## Document segment
• • • • • • •

- Born: May 22, 1950 (age 74) East St. Louis, Illinois, US
- Spouse: Wally
- Children: 2

Academic background
- Education: BS, University of Illinois MA, University of Wisconsin–Whitewater MS(N), 1981, Marquette University PhD, 1992, University of Wisconsin–Milwaukee
- Thesis: Analysis of changes in chronically confused nursing home residents' status subsequent to OBRA 87 implementation (1992)

Academic work
- Institutions: University of Missouri

= Marilyn Rantz =

American gerontology researcher

Marilyn Jean Rantz (born May 22, 1950) is an American gerontology researcher. She was the Helen E. Nahm Chair at MU Sinclair School of Nursing at the University of Missouri from 2008 until 2015.

In 2020, Rantz was named a "Living Legend" by the American Academy of Nursing for her research efforts which have "improved care processes, reduced costs associated with care, and improved the quality and length of life of older adults."

==Early life and education==
Rantz was born on May 22, 1950, and raised in East St. Louis, Illinois to an American-German family. She was very close with her great‐aunt Amelia Oliver and chose to pursue a career in the field of gerontology after she was placed in a nursing home. Rantz earned her Bachelor of Science degree in nursing from the University of Illinois and her Master's degree from the University of Wisconsin–Whitewater. From there, she remained in Wisconsin for her Master of Science in Nursing at Marquette University and PhD from the University of Wisconsin-Milwaukee.

==Career==
While earning her degrees, Rantz accepted a position at a nursing home before moving to Missouri to follow her husband Wally. She joined the Sinclair School of Nursing faculty at the University of Missouri and continued her database work, which evolved into the Quality Improvement Program of Missouri. In 1999, she co-launched a two‐year study of 700 seniors and created care plans that coordinated their physicians’ efforts. Due to her academic accomplishments, Rantz chaired the Editorial Review Group specializing in long-term care and geriatrics from 1997 until 2014. She sat on the Long-Term Care and Geriatric Nursing editorial review group during her tenure. From 2005 until 2015, Rantz was appointed the Helen E. Nahm Chair at MU Sinclair School of Nursing.

In 2011, Rantz established the Aging in Place (AIP) model which "provides services and care to meet residents’ increasing needs to avoid relocation to higher levels of care." Prior to country-wide implementation, AIP was used at TigerPlace, an independent living community, and was found to save money. In recognition of her innovative, collaborative and strategic efforts in implementing Aging in Place, she was elected to the National Academy of Medicine in 2012. She also received a $15 million grant from the United States Department of Health and Human Services Centers for Medicare and Medicaid Services to implement a project aimed at reducing avoidable re-hospitalizations among nursing home residents.

• • • • • • •

## Given entries
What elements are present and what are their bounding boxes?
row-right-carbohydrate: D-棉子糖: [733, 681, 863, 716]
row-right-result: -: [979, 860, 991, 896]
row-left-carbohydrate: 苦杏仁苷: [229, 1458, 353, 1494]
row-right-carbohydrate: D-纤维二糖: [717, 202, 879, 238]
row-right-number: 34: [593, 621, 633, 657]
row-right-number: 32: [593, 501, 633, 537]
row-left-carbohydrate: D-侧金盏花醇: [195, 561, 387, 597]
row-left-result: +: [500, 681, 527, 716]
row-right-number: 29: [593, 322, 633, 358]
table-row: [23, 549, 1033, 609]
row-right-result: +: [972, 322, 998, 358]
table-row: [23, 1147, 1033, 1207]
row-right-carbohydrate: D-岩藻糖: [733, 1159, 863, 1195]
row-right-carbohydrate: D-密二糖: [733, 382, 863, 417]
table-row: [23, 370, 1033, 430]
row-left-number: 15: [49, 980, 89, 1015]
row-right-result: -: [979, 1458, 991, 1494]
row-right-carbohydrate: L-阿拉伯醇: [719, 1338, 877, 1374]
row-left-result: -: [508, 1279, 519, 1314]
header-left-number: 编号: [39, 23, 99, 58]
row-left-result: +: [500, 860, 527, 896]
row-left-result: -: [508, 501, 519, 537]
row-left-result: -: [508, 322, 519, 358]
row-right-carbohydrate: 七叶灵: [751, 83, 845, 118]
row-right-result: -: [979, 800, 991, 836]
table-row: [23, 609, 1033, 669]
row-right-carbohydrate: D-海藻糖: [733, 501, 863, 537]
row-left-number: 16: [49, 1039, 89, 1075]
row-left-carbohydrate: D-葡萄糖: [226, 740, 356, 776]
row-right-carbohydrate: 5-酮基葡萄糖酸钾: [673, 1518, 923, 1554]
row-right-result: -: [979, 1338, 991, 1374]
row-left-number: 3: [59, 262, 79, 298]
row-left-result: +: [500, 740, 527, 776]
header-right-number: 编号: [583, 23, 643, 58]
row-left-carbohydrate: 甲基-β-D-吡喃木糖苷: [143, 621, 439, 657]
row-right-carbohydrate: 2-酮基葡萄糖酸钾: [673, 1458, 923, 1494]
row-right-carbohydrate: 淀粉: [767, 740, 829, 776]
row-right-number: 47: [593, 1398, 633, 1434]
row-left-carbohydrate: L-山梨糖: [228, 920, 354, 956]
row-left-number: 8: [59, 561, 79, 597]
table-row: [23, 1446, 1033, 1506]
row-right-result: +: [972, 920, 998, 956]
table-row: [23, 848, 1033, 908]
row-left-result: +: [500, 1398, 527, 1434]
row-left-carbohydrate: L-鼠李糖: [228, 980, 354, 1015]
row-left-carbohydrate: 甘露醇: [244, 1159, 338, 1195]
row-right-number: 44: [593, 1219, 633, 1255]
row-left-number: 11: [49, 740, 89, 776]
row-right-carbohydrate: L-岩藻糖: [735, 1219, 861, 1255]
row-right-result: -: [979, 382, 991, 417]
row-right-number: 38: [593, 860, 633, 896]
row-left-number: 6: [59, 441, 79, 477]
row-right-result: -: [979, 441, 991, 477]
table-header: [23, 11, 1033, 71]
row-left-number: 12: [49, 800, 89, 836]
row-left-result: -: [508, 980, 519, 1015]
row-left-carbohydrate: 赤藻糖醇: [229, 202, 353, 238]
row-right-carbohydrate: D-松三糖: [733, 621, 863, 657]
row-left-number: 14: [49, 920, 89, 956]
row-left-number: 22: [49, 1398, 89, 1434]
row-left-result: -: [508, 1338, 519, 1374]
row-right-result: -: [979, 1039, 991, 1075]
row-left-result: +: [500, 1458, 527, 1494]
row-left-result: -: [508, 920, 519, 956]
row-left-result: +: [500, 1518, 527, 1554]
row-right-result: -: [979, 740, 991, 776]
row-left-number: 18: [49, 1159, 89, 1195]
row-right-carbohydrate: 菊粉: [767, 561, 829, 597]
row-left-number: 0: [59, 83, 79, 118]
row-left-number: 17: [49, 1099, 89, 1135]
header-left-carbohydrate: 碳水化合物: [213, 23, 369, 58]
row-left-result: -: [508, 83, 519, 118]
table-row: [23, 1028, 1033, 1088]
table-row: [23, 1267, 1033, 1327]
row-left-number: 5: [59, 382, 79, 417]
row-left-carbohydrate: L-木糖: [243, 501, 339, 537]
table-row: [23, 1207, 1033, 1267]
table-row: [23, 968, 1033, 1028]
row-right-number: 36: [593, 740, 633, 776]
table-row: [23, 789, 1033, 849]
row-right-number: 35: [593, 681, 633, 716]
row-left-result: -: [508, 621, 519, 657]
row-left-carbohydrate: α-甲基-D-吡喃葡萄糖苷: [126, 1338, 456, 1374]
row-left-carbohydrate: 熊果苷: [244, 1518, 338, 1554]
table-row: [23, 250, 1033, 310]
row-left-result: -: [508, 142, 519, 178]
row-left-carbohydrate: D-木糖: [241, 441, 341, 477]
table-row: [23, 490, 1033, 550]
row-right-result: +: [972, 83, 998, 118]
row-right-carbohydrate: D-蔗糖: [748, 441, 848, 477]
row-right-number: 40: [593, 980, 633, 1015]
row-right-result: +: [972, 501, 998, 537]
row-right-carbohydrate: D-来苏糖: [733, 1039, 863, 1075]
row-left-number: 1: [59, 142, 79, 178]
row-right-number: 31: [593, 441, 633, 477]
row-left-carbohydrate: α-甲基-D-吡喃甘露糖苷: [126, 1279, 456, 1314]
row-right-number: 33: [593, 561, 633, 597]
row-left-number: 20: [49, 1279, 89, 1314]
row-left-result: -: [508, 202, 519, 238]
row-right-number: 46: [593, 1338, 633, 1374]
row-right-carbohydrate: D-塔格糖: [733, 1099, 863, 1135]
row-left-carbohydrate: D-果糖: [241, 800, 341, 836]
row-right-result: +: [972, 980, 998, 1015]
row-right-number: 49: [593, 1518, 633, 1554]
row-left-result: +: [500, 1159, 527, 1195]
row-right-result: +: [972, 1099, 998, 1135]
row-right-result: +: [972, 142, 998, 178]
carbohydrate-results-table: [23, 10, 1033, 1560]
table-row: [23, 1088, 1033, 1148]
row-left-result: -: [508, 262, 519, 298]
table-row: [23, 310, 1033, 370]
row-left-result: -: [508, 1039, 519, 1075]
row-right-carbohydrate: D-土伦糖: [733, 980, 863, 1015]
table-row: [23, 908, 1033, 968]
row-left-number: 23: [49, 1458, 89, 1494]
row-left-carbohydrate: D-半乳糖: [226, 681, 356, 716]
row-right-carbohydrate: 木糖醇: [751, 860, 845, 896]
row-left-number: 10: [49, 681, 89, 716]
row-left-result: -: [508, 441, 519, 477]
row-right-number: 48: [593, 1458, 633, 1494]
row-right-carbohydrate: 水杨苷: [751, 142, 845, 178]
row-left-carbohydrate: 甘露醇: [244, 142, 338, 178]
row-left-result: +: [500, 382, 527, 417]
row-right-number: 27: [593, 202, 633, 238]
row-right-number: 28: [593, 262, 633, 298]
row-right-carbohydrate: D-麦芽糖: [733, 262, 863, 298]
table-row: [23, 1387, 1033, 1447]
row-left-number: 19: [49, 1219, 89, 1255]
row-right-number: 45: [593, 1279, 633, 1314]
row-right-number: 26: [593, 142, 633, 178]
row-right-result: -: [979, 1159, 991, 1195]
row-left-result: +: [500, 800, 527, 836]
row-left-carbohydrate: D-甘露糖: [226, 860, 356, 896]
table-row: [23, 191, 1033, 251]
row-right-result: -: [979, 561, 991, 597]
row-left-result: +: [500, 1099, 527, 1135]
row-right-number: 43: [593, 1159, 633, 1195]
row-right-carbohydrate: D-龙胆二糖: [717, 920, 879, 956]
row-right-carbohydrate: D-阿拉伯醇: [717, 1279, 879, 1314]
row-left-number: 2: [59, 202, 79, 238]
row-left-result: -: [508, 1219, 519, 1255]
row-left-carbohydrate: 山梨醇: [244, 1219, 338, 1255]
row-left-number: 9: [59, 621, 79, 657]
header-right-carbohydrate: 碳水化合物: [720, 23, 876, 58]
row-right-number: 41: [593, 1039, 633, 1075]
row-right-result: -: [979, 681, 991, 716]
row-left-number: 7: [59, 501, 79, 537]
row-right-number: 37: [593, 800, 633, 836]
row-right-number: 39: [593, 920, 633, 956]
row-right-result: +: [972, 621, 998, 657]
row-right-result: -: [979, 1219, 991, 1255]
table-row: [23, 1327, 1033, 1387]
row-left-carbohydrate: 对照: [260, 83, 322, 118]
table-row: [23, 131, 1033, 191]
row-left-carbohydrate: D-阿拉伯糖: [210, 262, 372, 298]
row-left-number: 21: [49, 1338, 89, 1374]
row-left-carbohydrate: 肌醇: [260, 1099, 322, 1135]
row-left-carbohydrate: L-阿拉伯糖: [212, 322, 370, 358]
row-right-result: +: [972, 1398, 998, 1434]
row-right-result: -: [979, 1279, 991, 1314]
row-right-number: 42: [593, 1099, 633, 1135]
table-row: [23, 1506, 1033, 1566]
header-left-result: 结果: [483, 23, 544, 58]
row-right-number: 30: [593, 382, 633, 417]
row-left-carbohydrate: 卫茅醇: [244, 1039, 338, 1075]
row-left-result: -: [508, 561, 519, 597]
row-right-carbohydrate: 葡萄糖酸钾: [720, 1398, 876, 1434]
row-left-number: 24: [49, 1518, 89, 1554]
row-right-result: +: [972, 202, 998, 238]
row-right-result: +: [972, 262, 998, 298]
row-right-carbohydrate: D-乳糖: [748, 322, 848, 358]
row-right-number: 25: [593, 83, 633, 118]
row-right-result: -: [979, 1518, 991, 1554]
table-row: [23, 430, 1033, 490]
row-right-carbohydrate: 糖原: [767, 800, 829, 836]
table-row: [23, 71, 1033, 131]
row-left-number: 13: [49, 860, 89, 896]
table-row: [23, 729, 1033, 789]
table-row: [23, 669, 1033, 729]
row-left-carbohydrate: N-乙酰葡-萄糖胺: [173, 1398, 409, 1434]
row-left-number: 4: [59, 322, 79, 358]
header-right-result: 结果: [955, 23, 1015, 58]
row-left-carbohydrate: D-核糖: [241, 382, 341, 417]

• • • • • • •

## Assignment A
According to the Marilyn Rantz article, in what year was Rantz elected to the National Academy of Medicine?
## Assignment B
Sum up the Marilyn Rantz article in two sentences.
## Assignment C
Write the next part of the Marilyn Rantz article, picking up after its last sentence.
The records have nothing to do with the Marilyn Rantz article.

## Expected answer A
2012

## Expected answer B
Marilyn Rantz is an American gerontology researcher, born in 1950 in East St. Louis, Illinois, who earned degrees at universities in Illinois and Wisconsin. At the University of Missouri's Sinclair School of Nursing, her database work grew into the Quality Improvement Program of Missouri and she established the Aging in Place model, and she was elected to the National Academy of Medicine in 2012 and named a "Living Legend" by the American Academy of Nursing in 2020.

## Expected answer C
Rantz continued to conduct research at TigerPlace, where she found that residents stayed longer than seniors who live in other senior housing across the nation. She contributed this to the institute's use of sensor technology and onsite care coordination to maintain residents’ health. A few years later, she implemented the Missouri Quality Initiative for Nursing Homes, a program aimed at improving nursing home care, at TigerPlace and saw significant reductions in spending and potentially avoidable hospitalizations in participating nursing homes. In another effort to increase care in nursing homes, Rantz suggested that such care homes should budget for hiring advance practice registered nurses to work full time. In recognition of her efforts, Rantz was recognized by the University of Wisconsin-Milwaukee Alumni Association with the Lifetime Achievement Award and by the March of Dimes as a "Legend" for her pioneering work in nursing home care quality. She was also the recipient of the 2016 Doris Schwartz Gerontological Nursing Research Award, given in recognition of outstanding and sustained contribution to gerontological nursing research.

In 2020, Rantz was named a "Living Legend" by the American Academy of Nursing for her research efforts which have "improved care processes, reduced costs associated with care, and improved the quality and length of life of older adults."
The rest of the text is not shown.